# start of Record excerpts

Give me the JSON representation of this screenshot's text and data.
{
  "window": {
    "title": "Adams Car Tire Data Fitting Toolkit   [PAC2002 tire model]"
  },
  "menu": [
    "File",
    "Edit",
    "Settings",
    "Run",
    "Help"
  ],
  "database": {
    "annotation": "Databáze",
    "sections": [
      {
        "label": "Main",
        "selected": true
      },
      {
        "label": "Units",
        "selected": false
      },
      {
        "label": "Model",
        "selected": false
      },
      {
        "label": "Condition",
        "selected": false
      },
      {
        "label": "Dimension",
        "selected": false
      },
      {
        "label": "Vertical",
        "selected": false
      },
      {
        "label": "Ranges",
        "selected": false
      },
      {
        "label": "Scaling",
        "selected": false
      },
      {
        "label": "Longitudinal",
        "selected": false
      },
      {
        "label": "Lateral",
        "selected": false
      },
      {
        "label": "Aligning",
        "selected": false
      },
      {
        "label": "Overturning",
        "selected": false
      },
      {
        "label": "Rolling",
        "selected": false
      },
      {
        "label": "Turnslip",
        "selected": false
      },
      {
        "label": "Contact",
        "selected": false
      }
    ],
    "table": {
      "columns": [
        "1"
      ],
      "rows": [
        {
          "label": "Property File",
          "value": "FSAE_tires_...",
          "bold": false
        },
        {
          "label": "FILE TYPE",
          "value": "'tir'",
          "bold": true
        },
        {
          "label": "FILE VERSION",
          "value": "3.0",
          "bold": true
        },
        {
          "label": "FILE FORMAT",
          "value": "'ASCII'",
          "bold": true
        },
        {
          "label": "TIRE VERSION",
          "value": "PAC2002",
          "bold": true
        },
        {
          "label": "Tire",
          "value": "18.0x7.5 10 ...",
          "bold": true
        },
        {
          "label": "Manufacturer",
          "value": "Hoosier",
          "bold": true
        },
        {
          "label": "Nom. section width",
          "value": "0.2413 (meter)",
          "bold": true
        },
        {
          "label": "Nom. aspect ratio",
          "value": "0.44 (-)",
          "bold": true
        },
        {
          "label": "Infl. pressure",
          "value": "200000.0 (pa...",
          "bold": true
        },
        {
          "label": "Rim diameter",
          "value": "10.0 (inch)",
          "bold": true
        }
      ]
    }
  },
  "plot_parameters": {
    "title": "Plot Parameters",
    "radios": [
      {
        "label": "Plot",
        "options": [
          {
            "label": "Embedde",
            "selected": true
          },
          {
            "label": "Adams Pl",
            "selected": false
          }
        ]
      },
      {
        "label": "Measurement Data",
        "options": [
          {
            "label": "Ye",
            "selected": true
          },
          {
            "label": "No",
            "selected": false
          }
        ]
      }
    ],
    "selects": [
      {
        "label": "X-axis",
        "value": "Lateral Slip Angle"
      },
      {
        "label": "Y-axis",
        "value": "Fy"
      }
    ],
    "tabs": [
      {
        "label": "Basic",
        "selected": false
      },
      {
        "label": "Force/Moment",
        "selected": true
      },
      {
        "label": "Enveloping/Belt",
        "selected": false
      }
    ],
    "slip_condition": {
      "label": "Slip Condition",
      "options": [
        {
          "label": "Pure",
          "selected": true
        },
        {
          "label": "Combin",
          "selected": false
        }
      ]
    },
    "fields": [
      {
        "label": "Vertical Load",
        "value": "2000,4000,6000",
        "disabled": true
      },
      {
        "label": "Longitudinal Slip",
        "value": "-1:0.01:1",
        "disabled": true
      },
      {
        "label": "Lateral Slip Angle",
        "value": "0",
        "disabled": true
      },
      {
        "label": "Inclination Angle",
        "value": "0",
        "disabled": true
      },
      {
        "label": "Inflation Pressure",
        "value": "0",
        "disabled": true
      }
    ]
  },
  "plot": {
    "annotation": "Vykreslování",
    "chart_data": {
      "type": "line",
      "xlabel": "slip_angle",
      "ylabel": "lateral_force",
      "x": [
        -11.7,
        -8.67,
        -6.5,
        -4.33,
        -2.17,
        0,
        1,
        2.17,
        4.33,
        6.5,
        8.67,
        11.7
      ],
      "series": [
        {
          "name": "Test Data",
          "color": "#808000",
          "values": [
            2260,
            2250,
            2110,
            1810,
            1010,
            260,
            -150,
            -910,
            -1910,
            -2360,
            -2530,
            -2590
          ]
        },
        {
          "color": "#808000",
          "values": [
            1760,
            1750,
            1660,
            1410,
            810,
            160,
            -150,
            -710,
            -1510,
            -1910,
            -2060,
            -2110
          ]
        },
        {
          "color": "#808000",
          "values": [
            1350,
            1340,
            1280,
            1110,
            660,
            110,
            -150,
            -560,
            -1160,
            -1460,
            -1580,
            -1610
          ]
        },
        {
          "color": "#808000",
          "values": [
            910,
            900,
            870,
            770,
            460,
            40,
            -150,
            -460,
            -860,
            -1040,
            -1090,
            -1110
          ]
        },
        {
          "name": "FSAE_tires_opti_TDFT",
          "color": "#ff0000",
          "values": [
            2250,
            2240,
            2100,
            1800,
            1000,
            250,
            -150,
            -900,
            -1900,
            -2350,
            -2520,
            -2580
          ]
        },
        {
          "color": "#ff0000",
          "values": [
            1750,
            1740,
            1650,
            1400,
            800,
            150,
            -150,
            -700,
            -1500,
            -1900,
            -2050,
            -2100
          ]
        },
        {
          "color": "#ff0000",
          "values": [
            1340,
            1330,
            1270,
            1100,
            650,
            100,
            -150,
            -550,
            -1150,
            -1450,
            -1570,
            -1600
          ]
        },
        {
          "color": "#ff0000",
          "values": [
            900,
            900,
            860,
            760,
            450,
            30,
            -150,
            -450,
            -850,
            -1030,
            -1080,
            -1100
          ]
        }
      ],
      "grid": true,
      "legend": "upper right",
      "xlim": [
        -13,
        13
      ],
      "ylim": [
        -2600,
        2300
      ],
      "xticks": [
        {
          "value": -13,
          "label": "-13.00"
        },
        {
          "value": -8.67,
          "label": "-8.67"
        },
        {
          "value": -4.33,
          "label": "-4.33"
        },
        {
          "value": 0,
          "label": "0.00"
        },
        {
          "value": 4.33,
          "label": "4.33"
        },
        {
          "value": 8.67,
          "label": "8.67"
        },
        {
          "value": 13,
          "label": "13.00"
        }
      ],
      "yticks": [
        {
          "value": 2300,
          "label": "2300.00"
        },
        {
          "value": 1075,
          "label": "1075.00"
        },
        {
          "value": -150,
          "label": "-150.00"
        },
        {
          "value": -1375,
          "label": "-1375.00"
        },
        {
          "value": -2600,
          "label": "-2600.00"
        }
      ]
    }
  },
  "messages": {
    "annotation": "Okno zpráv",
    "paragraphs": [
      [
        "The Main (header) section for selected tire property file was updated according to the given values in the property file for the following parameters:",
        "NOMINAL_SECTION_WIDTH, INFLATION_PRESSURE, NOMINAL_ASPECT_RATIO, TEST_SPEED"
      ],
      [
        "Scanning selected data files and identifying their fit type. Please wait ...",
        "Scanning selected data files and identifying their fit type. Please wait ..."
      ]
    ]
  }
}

# end of Record excerpts

▶ Do this: Copy out each record, keeping every word as it is.

▶ Reply:
Give me the JSON representation of this screenshot's text and data.
{
  "window": {
    "title": "Adams Car Tire Data Fitting Toolkit   [PAC2002 tire model]"
  },
  "menu": [
    "File",
    "Edit",
    "Settings",
    "Run",
    "Help"
  ],
  "database": {
    "annotation": "Databáze",
    "sections": [
      {
        "label": "Main",
        "selected": true
      },
      {
        "label": "Units",
        "selected": false
      },
      {
        "label": "Model",
        "selected": false
      },
      {
        "label": "Condition",
        "selected": false
      },
      {
        "label": "Dimension",
        "selected": false
      },
      {
        "label": "Vertical",
        "selected": false
      },
      {
        "label": "Ranges",
        "selected": false
      },
      {
        "label": "Scaling",
        "selected": false
      },
      {
        "label": "Longitudinal",
        "selected": false
      },
      {
        "label": "Lateral",
        "selected": false
      },
      {
        "label": "Aligning",
        "selected": false
      },
      {
        "label": "Overturning",
        "selected": false
      },
      {
        "label": "Rolling",
        "selected": false
      },
      {
        "label": "Turnslip",
        "selected": false
      },
      {
        "label": "Contact",
        "selected": false
      }
    ],
    "table": {
      "columns": [
        "1"
      ],
      "rows": [
        {
          "label": "Property File",
          "value": "FSAE_tires_...",
          "bold": false
        },
        {
          "label": "FILE TYPE",
          "value": "'tir'",
          "bold": true
        },
        {
          "label": "FILE VERSION",
          "value": "3.0",
          "bold": true
        },
        {
          "label": "FILE FORMAT",
          "value": "'ASCII'",
          "bold": true
        },
        {
          "label": "TIRE VERSION",
          "value": "PAC2002",
          "bold": true
        },
        {
          "label": "Tire",
          "value": "18.0x7.5 10 ...",
          "bold": true
        },
        {
          "label": "Manufacturer",
          "value": "Hoosier",
          "bold": true
        },
        {
          "label": "Nom. section width",
          "value": "0.2413 (meter)",
          "bold": true
        },
        {
          "label": "Nom. aspect ratio",
          "value": "0.44 (-)",
          "bold": true
        },
        {
          "label": "Infl. pressure",
          "value": "200000.0 (pa...",
          "bold": true
        },
        {
          "label": "Rim diameter",
          "value": "10.0 (inch)",
          "bold": true
        }
      ]
    }
  },
  "plot_parameters": {
    "title": "Plot Parameters",
    "radios": [
      {
        "label": "Plot",
        "options": [
          {
            "label": "Embedde",
            "selected": true
          },
          {
            "label": "Adams Pl",
            "selected": false
          }
        ]
      },
      {
        "label": "Measurement Data",
        "options": [
          {
            "label": "Ye",
            "selected": true
          },
          {
            "label": "No",
            "selected": false
          }
        ]
      }
    ],
    "selects": [
      {
        "label": "X-axis",
        "value": "Lateral Slip Angle"
      },
      {
        "label": "Y-axis",
        "value": "Fy"
      }
    ],
    "tabs": [
      {
        "label": "Basic",
        "selected": false
      },
      {
        "label": "Force/Moment",
        "selected": true
      },
      {
        "label": "Enveloping/Belt",
        "selected": false
      }
    ],
    "slip_condition": {
      "label": "Slip Condition",
      "options": [
        {
          "label": "Pure",
          "selected": true
        },
        {
          "label": "Combin",
          "selected": false
        }
      ]
    },
    "fields": [
      {
        "label": "Vertical Load",
        "value": "2000,4000,6000",
        "disabled": true
      },
      {
        "label": "Longitudinal Slip",
        "value": "-1:0.01:1",
        "disabled": true
      },
      {
        "label": "Lateral Slip Angle",
        "value": "0",
        "disabled": true
      },
      {
        "label": "Inclination Angle",
        "value": "0",
        "disabled": true
      },
      {
        "label": "Inflation Pressure",
        "value": "0",
        "disabled": true
      }
    ]
  },
  "plot": {
    "annotation": "Vykreslování",
    "chart_data": {
      "type": "line",
      "xlabel": "slip_angle",
      "ylabel": "lateral_force",
      "x": [
        -11.7,
        -8.67,
        -6.5,
        -4.33,
        -2.17,
        0,
        1,
        2.17,
        4.33,
        6.5,
        8.67,
        11.7
      ],
      "series": [
        {
          "name": "Test Data",
          "color": "#808000",
          "values": [
            2260,
            2250,
            2110,
            1810,
            1010,
            260,
            -150,
            -910,
            -1910,
            -2360,
            -2530,
            -2590
          ]
        },
        {
          "color": "#808000",
          "values": [
            1760,
            1750,
            1660,
            1410,
            810,
            160,
            -150,
            -710,
            -1510,
            -1910,
            -2060,
            -2110
          ]
        },
        {
          "color": "#808000",
          "values": [
            1350,
            1340,
            1280,
            1110,
            660,
            110,
            -150,
            -560,
            -1160,
            -1460,
            -1580,
            -1610
          ]
        },
        {
          "color": "#808000",
          "values": [
            910,
            900,
            870,
            770,
            460,
            40,
            -150,
            -460,
            -860,
            -1040,
            -1090,
            -1110
          ]
        },
        {
          "name": "FSAE_tires_opti_TDFT",
          "color": "#ff0000",
          "values": [
            2250,
            2240,
            2100,
            1800,
            1000,
            250,
            -150,
            -900,
            -1900,
            -2350,
            -2520,
            -2580
          ]
        },
        {
          "color": "#ff0000",
          "values": [
            1750,
            1740,
            1650,
            1400,
            800,
            150,
            -150,
            -700,
            -1500,
            -1900,
            -2050,
            -2100
          ]
        },
        {
          "color": "#ff0000",
          "values": [
            1340,
            1330,
            1270,
            1100,
            650,
            100,
            -150,
            -550,
            -1150,
            -1450,
            -1570,
            -1600
          ]
        },
        {
          "color": "#ff0000",
          "values": [
            900,
            900,
            860,
            760,
            450,
            30,
            -150,
            -450,
            -850,
            -1030,
            -1080,
            -1100
          ]
        }
      ],
      "grid": true,
      "legend": "upper right",
      "xlim": [
        -13,
        13
      ],
      "ylim": [
        -2600,
        2300
      ],
      "xticks": [
        {
          "value": -13,
          "label": "-13.00"
        },
        {
          "value": -8.67,
          "label": "-8.67"
        },
        {
          "value": -4.33,
          "label": "-4.33"
        },
        {
          "value": 0,
          "label": "0.00"
        },
        {
          "value": 4.33,
          "label": "4.33"
        },
        {
          "value": 8.67,
          "label": "8.67"
        },
        {
          "value": 13,
          "label": "13.00"
        }
      ],
      "yticks": [
        {
          "value": 2300,
          "label": "2300.00"
        },
        {
          "value": 1075,
          "label": "1075.00"
        },
        {
          "value": -150,
          "label": "-150.00"
        },
        {
          "value": -1375,
          "label": "-1375.00"
        },
        {
          "value": -2600,
          "label": "-2600.00"
        }
      ]
    }
  },
  "messages": {
    "annotation": "Okno zpráv",
    "paragraphs": [
      [
        "The Main (header) section for selected tire property file was updated according to the given values in the property file for the following parameters:",
        "NOMINAL_SECTION_WIDTH, INFLATION_PRESSURE, NOMINAL_ASPECT_RATIO, TEST_SPEED"
      ],
      [
        "Scanning selected data files and identifying their fit type. Please wait ...",
        "Scanning selected data files and identifying their fit type. Please wait ..."
      ]
    ]
  }
}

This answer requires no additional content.